Assemble all lines in which the string "detections" appears.
== Data for this exercise
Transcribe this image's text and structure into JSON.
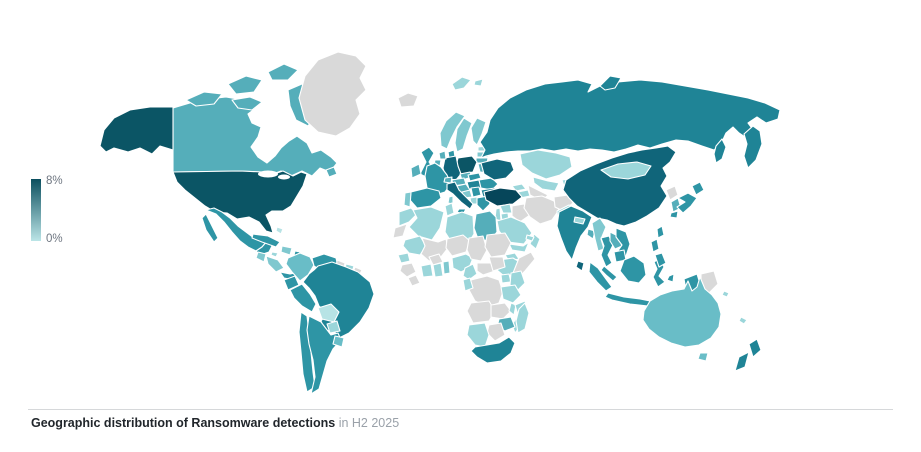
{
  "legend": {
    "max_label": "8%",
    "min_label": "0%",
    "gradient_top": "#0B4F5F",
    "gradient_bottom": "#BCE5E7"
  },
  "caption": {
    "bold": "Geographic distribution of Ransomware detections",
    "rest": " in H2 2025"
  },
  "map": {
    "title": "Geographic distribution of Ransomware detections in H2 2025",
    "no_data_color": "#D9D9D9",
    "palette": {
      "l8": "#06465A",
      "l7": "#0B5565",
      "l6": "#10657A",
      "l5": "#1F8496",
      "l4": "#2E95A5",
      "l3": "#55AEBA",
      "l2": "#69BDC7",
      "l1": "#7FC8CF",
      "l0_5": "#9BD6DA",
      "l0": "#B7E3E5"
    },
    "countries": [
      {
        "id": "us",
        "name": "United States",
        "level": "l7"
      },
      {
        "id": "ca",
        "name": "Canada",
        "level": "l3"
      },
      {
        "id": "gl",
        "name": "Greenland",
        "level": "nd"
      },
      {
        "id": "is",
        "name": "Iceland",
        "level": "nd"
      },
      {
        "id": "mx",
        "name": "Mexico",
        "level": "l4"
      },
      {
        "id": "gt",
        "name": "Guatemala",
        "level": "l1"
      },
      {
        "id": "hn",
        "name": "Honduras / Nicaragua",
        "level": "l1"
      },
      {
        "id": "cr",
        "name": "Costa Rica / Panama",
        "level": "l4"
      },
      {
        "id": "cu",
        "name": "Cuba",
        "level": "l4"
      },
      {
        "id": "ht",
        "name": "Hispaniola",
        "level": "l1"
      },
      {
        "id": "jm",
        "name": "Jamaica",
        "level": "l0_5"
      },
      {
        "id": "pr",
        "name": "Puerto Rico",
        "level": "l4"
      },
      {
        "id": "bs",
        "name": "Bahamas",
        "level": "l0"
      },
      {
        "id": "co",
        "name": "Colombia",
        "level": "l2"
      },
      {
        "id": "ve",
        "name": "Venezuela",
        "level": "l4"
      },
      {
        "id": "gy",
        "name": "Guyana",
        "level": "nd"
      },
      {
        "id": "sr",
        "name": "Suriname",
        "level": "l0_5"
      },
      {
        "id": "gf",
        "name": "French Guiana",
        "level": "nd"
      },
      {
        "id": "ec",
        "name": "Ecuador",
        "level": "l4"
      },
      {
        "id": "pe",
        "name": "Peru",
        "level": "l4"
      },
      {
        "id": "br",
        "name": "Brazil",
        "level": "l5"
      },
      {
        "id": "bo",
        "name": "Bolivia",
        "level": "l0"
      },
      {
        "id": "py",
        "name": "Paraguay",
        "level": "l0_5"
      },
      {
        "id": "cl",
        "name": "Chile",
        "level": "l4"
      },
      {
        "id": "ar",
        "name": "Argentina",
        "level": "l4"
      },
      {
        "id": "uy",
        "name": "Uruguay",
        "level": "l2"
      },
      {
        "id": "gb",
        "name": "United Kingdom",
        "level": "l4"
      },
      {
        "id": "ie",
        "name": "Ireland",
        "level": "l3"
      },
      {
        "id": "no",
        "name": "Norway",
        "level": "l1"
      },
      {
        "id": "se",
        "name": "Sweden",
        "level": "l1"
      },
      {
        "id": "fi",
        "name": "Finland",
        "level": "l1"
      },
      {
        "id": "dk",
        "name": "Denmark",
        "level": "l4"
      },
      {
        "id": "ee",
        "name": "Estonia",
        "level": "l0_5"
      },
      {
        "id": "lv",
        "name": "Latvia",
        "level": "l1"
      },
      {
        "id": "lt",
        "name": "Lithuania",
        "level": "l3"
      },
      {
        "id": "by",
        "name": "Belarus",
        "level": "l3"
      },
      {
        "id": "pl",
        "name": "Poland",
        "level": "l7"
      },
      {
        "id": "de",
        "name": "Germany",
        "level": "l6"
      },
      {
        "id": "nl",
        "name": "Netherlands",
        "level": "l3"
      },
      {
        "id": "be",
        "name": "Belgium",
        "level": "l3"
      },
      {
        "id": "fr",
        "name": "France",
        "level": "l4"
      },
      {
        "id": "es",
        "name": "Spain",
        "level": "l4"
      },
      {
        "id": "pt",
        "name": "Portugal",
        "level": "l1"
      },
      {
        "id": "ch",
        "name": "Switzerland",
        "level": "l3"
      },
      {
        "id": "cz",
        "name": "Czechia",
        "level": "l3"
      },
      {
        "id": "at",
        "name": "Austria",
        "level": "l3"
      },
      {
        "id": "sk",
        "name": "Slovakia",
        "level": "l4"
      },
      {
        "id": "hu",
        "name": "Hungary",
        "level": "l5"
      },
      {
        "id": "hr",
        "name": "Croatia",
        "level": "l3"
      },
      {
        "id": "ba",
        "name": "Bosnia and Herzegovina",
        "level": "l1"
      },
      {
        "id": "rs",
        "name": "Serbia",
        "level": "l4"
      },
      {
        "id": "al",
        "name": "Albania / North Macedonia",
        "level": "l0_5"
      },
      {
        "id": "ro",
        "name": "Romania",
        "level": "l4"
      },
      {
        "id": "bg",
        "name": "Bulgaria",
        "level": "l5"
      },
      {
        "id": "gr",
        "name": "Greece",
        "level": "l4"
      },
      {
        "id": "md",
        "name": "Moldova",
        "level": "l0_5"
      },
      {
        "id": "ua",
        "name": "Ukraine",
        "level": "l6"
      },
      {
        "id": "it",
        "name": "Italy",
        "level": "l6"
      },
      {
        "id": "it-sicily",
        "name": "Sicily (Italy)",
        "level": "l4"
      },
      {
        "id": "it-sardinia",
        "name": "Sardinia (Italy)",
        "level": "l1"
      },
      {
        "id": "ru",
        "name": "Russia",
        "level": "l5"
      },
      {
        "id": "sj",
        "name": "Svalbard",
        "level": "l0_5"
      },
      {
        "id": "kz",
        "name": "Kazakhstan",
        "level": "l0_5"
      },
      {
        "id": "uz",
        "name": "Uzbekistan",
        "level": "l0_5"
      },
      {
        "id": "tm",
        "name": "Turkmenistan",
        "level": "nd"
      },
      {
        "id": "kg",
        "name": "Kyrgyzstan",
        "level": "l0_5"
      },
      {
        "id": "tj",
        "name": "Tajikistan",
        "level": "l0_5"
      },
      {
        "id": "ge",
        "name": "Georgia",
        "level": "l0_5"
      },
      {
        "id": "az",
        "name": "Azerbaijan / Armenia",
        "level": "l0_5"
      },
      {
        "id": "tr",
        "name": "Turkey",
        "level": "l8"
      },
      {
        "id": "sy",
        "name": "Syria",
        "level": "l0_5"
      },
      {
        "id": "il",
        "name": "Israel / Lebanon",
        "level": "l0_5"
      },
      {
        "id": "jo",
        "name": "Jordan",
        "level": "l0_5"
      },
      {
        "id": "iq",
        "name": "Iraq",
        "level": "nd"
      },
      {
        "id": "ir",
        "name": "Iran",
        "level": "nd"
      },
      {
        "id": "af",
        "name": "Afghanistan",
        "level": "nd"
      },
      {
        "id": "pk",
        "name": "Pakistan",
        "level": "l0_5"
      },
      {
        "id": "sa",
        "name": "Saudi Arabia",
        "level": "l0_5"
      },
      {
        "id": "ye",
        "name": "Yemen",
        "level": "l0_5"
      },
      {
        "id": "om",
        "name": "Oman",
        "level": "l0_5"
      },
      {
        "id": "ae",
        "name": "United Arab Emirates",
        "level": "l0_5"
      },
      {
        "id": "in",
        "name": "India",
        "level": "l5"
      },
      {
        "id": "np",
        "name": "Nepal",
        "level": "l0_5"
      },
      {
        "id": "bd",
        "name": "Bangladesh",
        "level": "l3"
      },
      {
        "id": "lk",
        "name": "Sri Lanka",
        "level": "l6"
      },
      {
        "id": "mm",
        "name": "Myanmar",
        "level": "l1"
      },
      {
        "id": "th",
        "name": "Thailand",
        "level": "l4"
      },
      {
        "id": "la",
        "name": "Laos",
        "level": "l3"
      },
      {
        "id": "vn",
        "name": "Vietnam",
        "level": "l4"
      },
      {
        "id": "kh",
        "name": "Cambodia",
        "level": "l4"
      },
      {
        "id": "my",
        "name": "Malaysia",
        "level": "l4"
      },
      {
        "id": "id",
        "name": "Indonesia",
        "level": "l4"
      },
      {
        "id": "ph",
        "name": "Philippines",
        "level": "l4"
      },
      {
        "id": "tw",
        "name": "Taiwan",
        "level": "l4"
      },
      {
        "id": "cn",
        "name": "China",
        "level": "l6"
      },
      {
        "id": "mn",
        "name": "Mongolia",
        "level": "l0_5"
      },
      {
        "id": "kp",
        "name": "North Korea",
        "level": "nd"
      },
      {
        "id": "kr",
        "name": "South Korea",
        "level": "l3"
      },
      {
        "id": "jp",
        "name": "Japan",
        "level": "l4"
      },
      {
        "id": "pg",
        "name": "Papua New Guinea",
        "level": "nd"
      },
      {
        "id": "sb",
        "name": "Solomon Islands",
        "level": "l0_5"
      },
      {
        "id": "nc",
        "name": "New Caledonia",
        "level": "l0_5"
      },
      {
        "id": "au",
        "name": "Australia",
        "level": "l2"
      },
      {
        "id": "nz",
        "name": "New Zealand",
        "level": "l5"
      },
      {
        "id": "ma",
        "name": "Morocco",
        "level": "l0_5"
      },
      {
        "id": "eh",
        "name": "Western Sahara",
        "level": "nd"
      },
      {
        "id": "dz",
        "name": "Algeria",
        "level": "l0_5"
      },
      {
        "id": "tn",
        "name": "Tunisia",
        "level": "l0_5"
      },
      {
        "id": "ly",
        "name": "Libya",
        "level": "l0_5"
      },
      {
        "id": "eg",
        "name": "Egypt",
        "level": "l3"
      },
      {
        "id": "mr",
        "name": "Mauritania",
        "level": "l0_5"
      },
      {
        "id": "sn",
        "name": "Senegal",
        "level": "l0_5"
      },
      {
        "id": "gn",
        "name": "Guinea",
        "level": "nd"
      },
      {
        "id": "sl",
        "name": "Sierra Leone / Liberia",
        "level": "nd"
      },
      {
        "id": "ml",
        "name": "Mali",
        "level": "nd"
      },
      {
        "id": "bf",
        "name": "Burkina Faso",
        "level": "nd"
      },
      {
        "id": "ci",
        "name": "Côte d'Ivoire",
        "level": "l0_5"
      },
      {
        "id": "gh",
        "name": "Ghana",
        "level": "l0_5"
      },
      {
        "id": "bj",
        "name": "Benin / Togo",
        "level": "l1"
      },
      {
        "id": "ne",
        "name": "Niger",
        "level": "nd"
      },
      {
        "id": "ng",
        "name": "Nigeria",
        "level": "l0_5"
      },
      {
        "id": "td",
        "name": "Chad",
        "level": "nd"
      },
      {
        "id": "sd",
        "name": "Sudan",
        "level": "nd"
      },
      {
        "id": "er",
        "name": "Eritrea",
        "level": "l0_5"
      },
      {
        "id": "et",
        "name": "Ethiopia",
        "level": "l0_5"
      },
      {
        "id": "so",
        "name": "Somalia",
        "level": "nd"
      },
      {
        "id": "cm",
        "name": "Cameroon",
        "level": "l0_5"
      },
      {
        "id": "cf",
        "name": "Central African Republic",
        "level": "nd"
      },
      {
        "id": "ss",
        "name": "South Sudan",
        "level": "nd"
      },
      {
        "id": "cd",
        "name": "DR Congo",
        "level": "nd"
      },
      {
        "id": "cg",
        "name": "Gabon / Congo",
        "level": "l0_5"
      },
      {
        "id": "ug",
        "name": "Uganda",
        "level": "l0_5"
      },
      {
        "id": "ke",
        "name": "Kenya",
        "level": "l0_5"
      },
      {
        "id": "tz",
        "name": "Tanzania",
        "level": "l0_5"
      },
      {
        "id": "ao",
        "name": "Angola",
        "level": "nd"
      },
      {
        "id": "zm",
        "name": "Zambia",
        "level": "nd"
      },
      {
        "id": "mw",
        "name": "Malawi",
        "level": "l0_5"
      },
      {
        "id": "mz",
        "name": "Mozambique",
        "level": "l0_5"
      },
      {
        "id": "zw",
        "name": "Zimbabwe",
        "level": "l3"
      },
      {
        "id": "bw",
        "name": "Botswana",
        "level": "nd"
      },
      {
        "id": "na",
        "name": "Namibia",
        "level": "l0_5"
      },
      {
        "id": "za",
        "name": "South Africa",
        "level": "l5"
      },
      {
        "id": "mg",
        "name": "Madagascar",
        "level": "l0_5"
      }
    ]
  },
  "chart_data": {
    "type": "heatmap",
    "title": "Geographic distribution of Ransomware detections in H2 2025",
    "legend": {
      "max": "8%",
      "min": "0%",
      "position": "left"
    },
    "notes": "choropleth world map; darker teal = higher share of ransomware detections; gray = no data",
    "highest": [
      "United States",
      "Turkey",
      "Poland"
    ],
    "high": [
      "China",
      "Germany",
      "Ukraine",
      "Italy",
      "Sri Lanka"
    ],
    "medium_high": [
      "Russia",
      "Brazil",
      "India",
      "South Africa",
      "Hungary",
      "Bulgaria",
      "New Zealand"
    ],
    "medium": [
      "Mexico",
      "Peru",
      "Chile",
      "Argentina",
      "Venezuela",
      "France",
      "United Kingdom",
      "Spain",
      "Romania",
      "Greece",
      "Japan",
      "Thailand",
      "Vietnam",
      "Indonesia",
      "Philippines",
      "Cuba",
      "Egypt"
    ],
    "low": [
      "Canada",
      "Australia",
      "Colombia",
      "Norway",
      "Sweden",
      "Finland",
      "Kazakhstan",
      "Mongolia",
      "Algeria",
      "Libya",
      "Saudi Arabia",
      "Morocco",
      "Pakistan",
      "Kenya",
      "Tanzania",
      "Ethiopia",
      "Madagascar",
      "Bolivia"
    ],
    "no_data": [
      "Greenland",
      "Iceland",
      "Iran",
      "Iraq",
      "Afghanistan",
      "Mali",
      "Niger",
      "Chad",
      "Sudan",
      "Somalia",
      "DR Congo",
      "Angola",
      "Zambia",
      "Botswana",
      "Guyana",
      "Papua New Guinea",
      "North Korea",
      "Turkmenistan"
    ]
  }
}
====
== Data for this exercise
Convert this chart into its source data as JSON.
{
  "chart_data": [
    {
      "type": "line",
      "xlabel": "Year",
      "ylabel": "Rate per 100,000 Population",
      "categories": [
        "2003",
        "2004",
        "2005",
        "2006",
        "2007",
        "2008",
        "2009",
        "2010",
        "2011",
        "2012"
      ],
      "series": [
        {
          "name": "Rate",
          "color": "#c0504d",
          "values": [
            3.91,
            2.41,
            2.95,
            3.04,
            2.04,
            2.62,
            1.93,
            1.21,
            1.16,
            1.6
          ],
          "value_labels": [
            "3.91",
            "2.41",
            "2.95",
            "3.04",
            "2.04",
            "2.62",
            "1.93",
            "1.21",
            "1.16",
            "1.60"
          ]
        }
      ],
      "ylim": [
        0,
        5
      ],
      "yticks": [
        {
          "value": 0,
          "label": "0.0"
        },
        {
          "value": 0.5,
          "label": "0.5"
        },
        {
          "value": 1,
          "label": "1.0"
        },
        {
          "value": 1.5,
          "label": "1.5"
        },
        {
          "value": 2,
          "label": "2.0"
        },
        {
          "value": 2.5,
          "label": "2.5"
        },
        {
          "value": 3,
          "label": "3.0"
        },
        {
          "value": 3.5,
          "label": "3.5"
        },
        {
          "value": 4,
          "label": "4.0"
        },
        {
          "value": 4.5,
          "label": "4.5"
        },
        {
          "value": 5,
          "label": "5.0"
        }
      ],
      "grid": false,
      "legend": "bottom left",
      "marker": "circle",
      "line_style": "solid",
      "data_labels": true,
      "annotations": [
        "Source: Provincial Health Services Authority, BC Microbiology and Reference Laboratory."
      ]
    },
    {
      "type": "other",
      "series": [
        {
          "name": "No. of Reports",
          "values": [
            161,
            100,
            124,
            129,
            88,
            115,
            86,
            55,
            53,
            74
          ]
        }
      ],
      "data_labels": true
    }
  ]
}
====
Finished exercise
    "bold": "Geographic distribution of Ransomware detections",
    "title": "Geographic distribution of Ransomware detections in H2 2025",
    "title": "Geographic distribution of Ransomware detections in H2 2025",
    "notes": "choropleth world map; darker teal = higher share of ransomware detections; gray = no data",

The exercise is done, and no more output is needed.